What the exercise asks: Transcribe every entry word for word, but skip the images.

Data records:
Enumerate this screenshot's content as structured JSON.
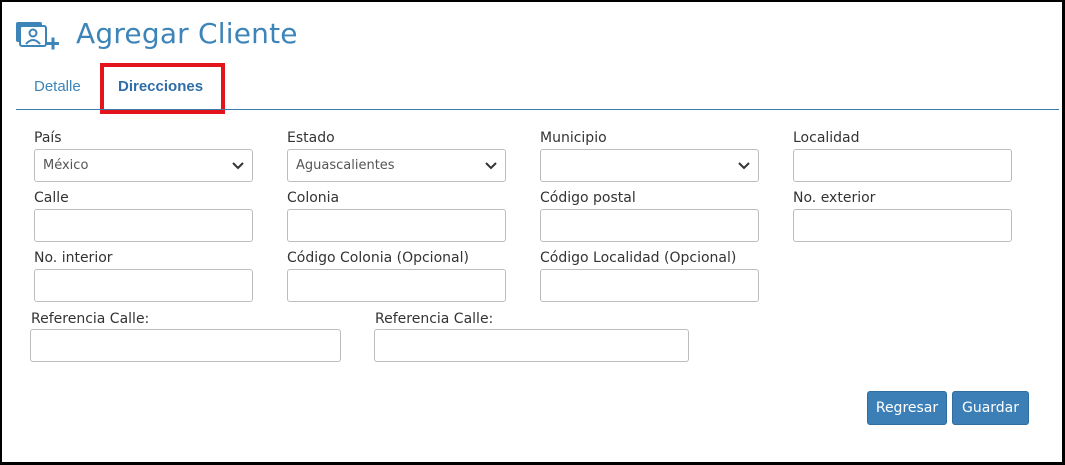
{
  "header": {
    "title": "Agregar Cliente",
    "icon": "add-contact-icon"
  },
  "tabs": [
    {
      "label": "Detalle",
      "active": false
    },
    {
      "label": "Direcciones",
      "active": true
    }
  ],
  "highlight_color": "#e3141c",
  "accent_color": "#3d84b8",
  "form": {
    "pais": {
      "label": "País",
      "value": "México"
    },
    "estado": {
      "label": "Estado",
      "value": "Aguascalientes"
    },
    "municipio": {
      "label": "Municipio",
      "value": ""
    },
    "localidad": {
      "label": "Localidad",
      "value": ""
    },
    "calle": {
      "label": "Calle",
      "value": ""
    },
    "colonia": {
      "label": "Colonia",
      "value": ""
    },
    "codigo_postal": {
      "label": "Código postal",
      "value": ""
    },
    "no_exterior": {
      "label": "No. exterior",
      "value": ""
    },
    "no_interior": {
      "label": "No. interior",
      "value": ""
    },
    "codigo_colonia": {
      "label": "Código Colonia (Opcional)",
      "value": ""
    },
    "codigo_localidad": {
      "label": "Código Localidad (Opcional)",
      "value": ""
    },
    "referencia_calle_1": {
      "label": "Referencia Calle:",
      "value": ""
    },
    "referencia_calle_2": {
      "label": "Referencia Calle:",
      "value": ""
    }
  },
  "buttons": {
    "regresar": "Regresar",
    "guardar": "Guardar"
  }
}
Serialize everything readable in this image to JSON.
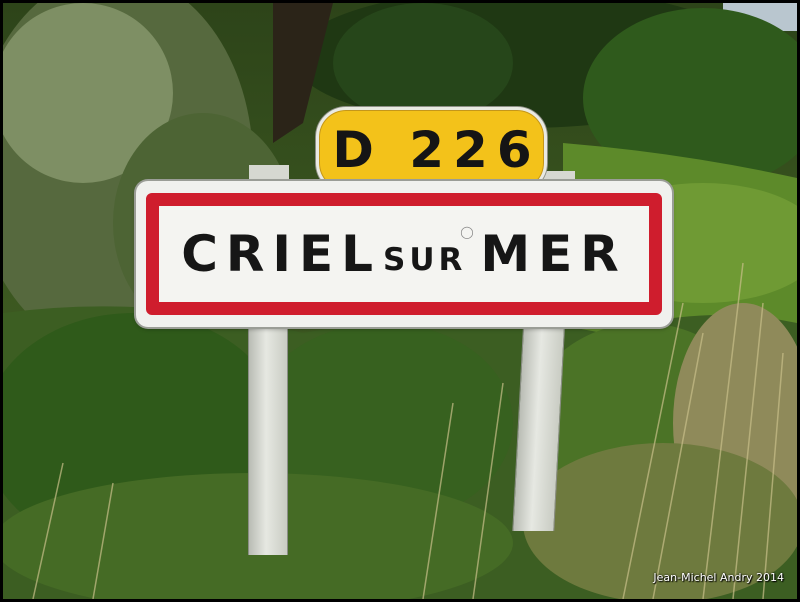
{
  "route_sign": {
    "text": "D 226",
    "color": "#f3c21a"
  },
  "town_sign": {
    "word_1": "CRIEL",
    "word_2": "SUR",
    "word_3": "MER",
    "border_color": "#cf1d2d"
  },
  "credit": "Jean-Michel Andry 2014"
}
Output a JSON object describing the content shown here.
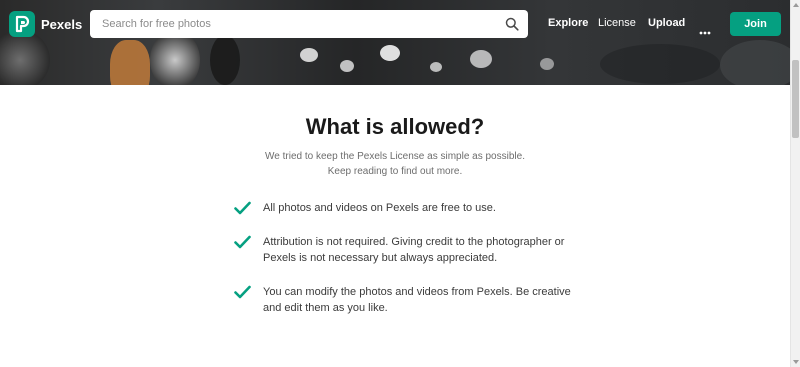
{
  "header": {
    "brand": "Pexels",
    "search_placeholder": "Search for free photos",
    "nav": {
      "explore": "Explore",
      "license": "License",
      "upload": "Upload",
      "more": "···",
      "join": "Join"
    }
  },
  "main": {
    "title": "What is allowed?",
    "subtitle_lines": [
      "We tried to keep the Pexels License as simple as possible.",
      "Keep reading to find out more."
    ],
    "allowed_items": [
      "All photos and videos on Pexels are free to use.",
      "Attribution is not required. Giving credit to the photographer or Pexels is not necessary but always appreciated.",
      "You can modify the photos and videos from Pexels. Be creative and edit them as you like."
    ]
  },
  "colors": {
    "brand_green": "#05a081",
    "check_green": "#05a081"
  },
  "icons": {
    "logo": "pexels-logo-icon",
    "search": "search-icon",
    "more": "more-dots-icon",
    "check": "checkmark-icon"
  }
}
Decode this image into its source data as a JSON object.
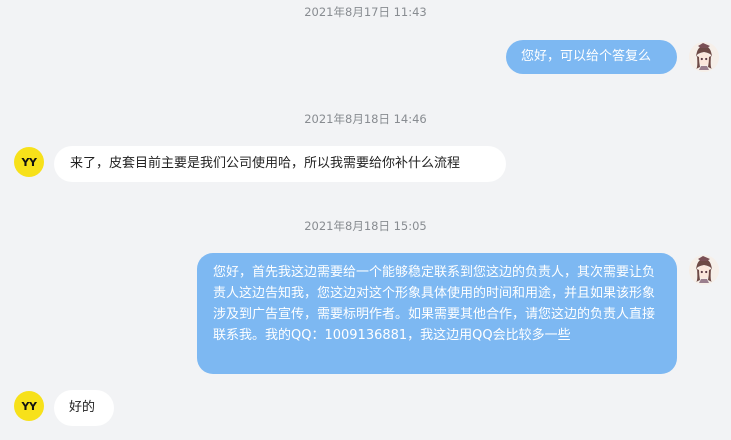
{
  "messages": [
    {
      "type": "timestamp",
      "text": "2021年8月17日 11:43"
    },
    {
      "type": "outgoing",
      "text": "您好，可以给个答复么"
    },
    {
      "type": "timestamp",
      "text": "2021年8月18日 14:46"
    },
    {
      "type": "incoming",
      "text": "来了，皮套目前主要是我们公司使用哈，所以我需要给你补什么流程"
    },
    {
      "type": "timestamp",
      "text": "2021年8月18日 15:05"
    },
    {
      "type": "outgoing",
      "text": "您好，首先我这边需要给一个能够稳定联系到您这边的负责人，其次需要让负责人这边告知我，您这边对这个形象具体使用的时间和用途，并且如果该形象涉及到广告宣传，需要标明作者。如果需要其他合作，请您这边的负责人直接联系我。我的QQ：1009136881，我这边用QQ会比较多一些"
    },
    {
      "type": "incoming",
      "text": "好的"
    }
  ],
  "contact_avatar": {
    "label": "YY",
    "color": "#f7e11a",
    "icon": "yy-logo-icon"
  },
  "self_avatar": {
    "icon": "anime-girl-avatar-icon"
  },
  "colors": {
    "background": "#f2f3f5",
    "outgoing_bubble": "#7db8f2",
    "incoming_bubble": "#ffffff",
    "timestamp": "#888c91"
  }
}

Solution:
Enumerate this screenshot's content as structured JSON.
{
  "header": {
    "title": "Agregar Cliente",
    "icon": "add-contact-icon"
  },
  "tabs": [
    {
      "label": "Detalle",
      "active": false
    },
    {
      "label": "Direcciones",
      "active": true
    }
  ],
  "highlight_color": "#e3141c",
  "accent_color": "#3d84b8",
  "form": {
    "pais": {
      "label": "País",
      "value": "México"
    },
    "estado": {
      "label": "Estado",
      "value": "Aguascalientes"
    },
    "municipio": {
      "label": "Municipio",
      "value": ""
    },
    "localidad": {
      "label": "Localidad",
      "value": ""
    },
    "calle": {
      "label": "Calle",
      "value": ""
    },
    "colonia": {
      "label": "Colonia",
      "value": ""
    },
    "codigo_postal": {
      "label": "Código postal",
      "value": ""
    },
    "no_exterior": {
      "label": "No. exterior",
      "value": ""
    },
    "no_interior": {
      "label": "No. interior",
      "value": ""
    },
    "codigo_colonia": {
      "label": "Código Colonia (Opcional)",
      "value": ""
    },
    "codigo_localidad": {
      "label": "Código Localidad (Opcional)",
      "value": ""
    },
    "referencia_calle_1": {
      "label": "Referencia Calle:",
      "value": ""
    },
    "referencia_calle_2": {
      "label": "Referencia Calle:",
      "value": ""
    }
  },
  "buttons": {
    "regresar": "Regresar",
    "guardar": "Guardar"
  }
}
Serialize everything readable in this image to JSON.
{
  "route_sign": {
    "text": "D 226",
    "color": "#f3c21a"
  },
  "town_sign": {
    "word_1": "CRIEL",
    "word_2": "SUR",
    "word_3": "MER",
    "border_color": "#cf1d2d"
  },
  "credit": "Jean-Michel Andry 2014"
}
Output a JSON object describing the content shown here.
{
  "header": {
    "brand": "Pexels",
    "search_placeholder": "Search for free photos",
    "nav": {
      "explore": "Explore",
      "license": "License",
      "upload": "Upload",
      "more": "···",
      "join": "Join"
    }
  },
  "main": {
    "title": "What is allowed?",
    "subtitle_lines": [
      "We tried to keep the Pexels License as simple as possible.",
      "Keep reading to find out more."
    ],
    "allowed_items": [
      "All photos and videos on Pexels are free to use.",
      "Attribution is not required. Giving credit to the photographer or Pexels is not necessary but always appreciated.",
      "You can modify the photos and videos from Pexels. Be creative and edit them as you like."
    ]
  },
  "colors": {
    "brand_green": "#05a081",
    "check_green": "#05a081"
  },
  "icons": {
    "logo": "pexels-logo-icon",
    "search": "search-icon",
    "more": "more-dots-icon",
    "check": "checkmark-icon"
  }
}
Decode this image into its source data as a JSON object.
{
  "messages": [
    {
      "type": "timestamp",
      "text": "2021年8月17日 11:43"
    },
    {
      "type": "outgoing",
      "text": "您好，可以给个答复么"
    },
    {
      "type": "timestamp",
      "text": "2021年8月18日 14:46"
    },
    {
      "type": "incoming",
      "text": "来了，皮套目前主要是我们公司使用哈，所以我需要给你补什么流程"
    },
    {
      "type": "timestamp",
      "text": "2021年8月18日 15:05"
    },
    {
      "type": "outgoing",
      "text": "您好，首先我这边需要给一个能够稳定联系到您这边的负责人，其次需要让负责人这边告知我，您这边对这个形象具体使用的时间和用途，并且如果该形象涉及到广告宣传，需要标明作者。如果需要其他合作，请您这边的负责人直接联系我。我的QQ：1009136881，我这边用QQ会比较多一些"
    },
    {
      "type": "incoming",
      "text": "好的"
    }
  ],
  "contact_avatar": {
    "label": "YY",
    "color": "#f7e11a",
    "icon": "yy-logo-icon"
  },
  "self_avatar": {
    "icon": "anime-girl-avatar-icon"
  },
  "colors": {
    "background": "#f2f3f5",
    "outgoing_bubble": "#7db8f2",
    "incoming_bubble": "#ffffff",
    "timestamp": "#888c91"
  }
}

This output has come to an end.